--- Start Records ---

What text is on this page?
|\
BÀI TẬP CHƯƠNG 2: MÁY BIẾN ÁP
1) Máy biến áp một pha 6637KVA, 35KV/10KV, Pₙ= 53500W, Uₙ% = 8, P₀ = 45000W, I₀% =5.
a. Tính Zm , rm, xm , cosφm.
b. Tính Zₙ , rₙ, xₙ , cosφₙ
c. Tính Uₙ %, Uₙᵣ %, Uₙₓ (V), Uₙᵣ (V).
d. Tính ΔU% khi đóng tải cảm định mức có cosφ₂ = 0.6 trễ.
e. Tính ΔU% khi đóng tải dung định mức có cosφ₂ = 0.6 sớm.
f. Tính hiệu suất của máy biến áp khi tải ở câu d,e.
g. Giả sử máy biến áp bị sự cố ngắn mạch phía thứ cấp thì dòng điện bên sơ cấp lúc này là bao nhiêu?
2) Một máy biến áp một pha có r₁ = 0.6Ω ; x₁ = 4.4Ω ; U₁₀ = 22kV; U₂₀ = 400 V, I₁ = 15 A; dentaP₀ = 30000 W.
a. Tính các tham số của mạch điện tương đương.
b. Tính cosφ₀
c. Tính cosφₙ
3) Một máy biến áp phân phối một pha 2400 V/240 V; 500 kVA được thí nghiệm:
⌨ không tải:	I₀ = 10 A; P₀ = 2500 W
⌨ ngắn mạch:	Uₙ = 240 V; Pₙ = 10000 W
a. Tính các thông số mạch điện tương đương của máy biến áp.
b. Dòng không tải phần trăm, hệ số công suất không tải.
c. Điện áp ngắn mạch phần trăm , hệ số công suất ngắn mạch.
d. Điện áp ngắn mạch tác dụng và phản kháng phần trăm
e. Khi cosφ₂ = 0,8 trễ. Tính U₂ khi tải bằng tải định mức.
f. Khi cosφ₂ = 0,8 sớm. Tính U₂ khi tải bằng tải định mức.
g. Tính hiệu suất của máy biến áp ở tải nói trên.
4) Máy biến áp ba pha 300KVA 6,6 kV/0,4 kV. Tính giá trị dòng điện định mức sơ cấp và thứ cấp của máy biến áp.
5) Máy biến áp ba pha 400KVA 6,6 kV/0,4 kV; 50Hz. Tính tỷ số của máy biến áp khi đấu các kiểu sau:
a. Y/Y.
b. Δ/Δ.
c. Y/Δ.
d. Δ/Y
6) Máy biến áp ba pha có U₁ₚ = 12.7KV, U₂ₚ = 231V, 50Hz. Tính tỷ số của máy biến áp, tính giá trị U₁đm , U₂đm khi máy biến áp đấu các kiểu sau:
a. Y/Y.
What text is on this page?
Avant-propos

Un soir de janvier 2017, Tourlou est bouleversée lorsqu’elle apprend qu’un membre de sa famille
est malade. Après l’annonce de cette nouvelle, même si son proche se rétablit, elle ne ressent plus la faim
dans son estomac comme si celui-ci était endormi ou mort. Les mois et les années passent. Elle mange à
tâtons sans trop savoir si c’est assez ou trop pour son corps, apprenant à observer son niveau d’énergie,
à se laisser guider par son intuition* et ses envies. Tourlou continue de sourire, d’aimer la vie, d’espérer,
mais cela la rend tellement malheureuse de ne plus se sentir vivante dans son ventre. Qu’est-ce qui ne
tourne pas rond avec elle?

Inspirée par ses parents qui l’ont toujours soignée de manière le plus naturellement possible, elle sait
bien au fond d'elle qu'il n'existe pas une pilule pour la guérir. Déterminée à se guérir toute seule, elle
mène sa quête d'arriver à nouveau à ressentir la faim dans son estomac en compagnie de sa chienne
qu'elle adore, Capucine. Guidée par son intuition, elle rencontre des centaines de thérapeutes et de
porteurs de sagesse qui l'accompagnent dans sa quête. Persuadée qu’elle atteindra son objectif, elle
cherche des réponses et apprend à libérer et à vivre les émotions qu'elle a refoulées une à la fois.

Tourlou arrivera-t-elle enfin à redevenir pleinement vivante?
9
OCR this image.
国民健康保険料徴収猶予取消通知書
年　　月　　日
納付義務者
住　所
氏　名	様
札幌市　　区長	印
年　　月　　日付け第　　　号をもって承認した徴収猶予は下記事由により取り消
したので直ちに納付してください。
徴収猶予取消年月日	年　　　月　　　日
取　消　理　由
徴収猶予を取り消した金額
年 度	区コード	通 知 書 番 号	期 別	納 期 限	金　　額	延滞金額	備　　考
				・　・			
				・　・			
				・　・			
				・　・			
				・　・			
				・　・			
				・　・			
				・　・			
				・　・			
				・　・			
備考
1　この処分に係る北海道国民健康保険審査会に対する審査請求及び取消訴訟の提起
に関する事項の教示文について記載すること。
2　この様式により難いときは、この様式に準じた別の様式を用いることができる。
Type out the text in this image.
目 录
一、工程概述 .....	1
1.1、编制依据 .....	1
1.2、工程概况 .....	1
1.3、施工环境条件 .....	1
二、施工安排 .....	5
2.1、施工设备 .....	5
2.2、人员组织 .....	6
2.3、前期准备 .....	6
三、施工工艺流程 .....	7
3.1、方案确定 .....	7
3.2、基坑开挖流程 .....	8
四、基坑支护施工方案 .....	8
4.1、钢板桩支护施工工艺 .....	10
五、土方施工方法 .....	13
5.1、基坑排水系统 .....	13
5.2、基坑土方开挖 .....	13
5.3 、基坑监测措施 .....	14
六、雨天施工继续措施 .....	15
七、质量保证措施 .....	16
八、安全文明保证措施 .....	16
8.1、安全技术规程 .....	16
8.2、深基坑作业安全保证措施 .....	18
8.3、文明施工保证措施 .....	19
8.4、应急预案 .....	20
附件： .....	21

--- End Records ---

Exactly as shown above, return every record.

The answer.
What text is on this page?
|\
BÀI TẬP CHƯƠNG 2: MÁY BIẾN ÁP
1) Máy biến áp một pha 6637KVA, 35KV/10KV, Pₙ= 53500W, Uₙ% = 8, P₀ = 45000W, I₀% =5.
a. Tính Zm , rm, xm , cosφm.
b. Tính Zₙ , rₙ, xₙ , cosφₙ
c. Tính Uₙ %, Uₙᵣ %, Uₙₓ (V), Uₙᵣ (V).
d. Tính ΔU% khi đóng tải cảm định mức có cosφ₂ = 0.6 trễ.
e. Tính ΔU% khi đóng tải dung định mức có cosφ₂ = 0.6 sớm.
f. Tính hiệu suất của máy biến áp khi tải ở câu d,e.
g. Giả sử máy biến áp bị sự cố ngắn mạch phía thứ cấp thì dòng điện bên sơ cấp lúc này là bao nhiêu?
2) Một máy biến áp một pha có r₁ = 0.6Ω ; x₁ = 4.4Ω ; U₁₀ = 22kV; U₂₀ = 400 V, I₁ = 15 A; dentaP₀ = 30000 W.
a. Tính các tham số của mạch điện tương đương.
b. Tính cosφ₀
c. Tính cosφₙ
3) Một máy biến áp phân phối một pha 2400 V/240 V; 500 kVA được thí nghiệm:
⌨ không tải:	I₀ = 10 A; P₀ = 2500 W
⌨ ngắn mạch:	Uₙ = 240 V; Pₙ = 10000 W
a. Tính các thông số mạch điện tương đương của máy biến áp.
b. Dòng không tải phần trăm, hệ số công suất không tải.
c. Điện áp ngắn mạch phần trăm , hệ số công suất ngắn mạch.
d. Điện áp ngắn mạch tác dụng và phản kháng phần trăm
e. Khi cosφ₂ = 0,8 trễ. Tính U₂ khi tải bằng tải định mức.
f. Khi cosφ₂ = 0,8 sớm. Tính U₂ khi tải bằng tải định mức.
g. Tính hiệu suất của máy biến áp ở tải nói trên.
4) Máy biến áp ba pha 300KVA 6,6 kV/0,4 kV. Tính giá trị dòng điện định mức sơ cấp và thứ cấp của máy biến áp.
5) Máy biến áp ba pha 400KVA 6,6 kV/0,4 kV; 50Hz. Tính tỷ số của máy biến áp khi đấu các kiểu sau:
a. Y/Y.
b. Δ/Δ.
c. Y/Δ.
d. Δ/Y
6) Máy biến áp ba pha có U₁ₚ = 12.7KV, U₂ₚ = 231V, 50Hz. Tính tỷ số của máy biến áp, tính giá trị U₁đm , U₂đm khi máy biến áp đấu các kiểu sau:
a. Y/Y.
What text is on this page?
Avant-propos

Un soir de janvier 2017, Tourlou est bouleversée lorsqu’elle apprend qu’un membre de sa famille
est malade. Après l’annonce de cette nouvelle, même si son proche se rétablit, elle ne ressent plus la faim
dans son estomac comme si celui-ci était endormi ou mort. Les mois et les années passent. Elle mange à
tâtons sans trop savoir si c’est assez ou trop pour son corps, apprenant à observer son niveau d’énergie,
à se laisser guider par son intuition* et ses envies. Tourlou continue de sourire, d’aimer la vie, d’espérer,
mais cela la rend tellement malheureuse de ne plus se sentir vivante dans son ventre. Qu’est-ce qui ne
tourne pas rond avec elle?

Inspirée par ses parents qui l’ont toujours soignée de manière le plus naturellement possible, elle sait
bien au fond d'elle qu'il n'existe pas une pilule pour la guérir. Déterminée à se guérir toute seule, elle
mène sa quête d'arriver à nouveau à ressentir la faim dans son estomac en compagnie de sa chienne
qu'elle adore, Capucine. Guidée par son intuition, elle rencontre des centaines de thérapeutes et de
porteurs de sagesse qui l'accompagnent dans sa quête. Persuadée qu’elle atteindra son objectif, elle
cherche des réponses et apprend à libérer et à vivre les émotions qu'elle a refoulées une à la fois.

Tourlou arrivera-t-elle enfin à redevenir pleinement vivante?
9
OCR this image.
国民健康保険料徴収猶予取消通知書
年　　月　　日
納付義務者
住　所
氏　名	様
札幌市　　区長	印
年　　月　　日付け第　　　号をもって承認した徴収猶予は下記事由により取り消
したので直ちに納付してください。
徴収猶予取消年月日	年　　　月　　　日
取　消　理　由
徴収猶予を取り消した金額
年 度	区コード	通 知 書 番 号	期 別	納 期 限	金　　額	延滞金額	備　　考
				・　・			
				・　・			
				・　・			
				・　・			
				・　・			
				・　・			
				・　・			
				・　・			
				・　・			
				・　・			
備考
1　この処分に係る北海道国民健康保険審査会に対する審査請求及び取消訴訟の提起
に関する事項の教示文について記載すること。
2　この様式により難いときは、この様式に準じた別の様式を用いることができる。
Type out the text in this image.
目 录
一、工程概述 .....	1
1.1、编制依据 .....	1
1.2、工程概况 .....	1
1.3、施工环境条件 .....	1
二、施工安排 .....	5
2.1、施工设备 .....	5
2.2、人员组织 .....	6
2.3、前期准备 .....	6
三、施工工艺流程 .....	7
3.1、方案确定 .....	7
3.2、基坑开挖流程 .....	8
四、基坑支护施工方案 .....	8
4.1、钢板桩支护施工工艺 .....	10
五、土方施工方法 .....	13
5.1、基坑排水系统 .....	13
5.2、基坑土方开挖 .....	13
5.3 、基坑监测措施 .....	14
六、雨天施工继续措施 .....	15
七、质量保证措施 .....	16
八、安全文明保证措施 .....	16
8.1、安全技术规程 .....	16
8.2、深基坑作业安全保证措施 .....	18
8.3、文明施工保证措施 .....	19
8.4、应急预案 .....	20
附件： .....	21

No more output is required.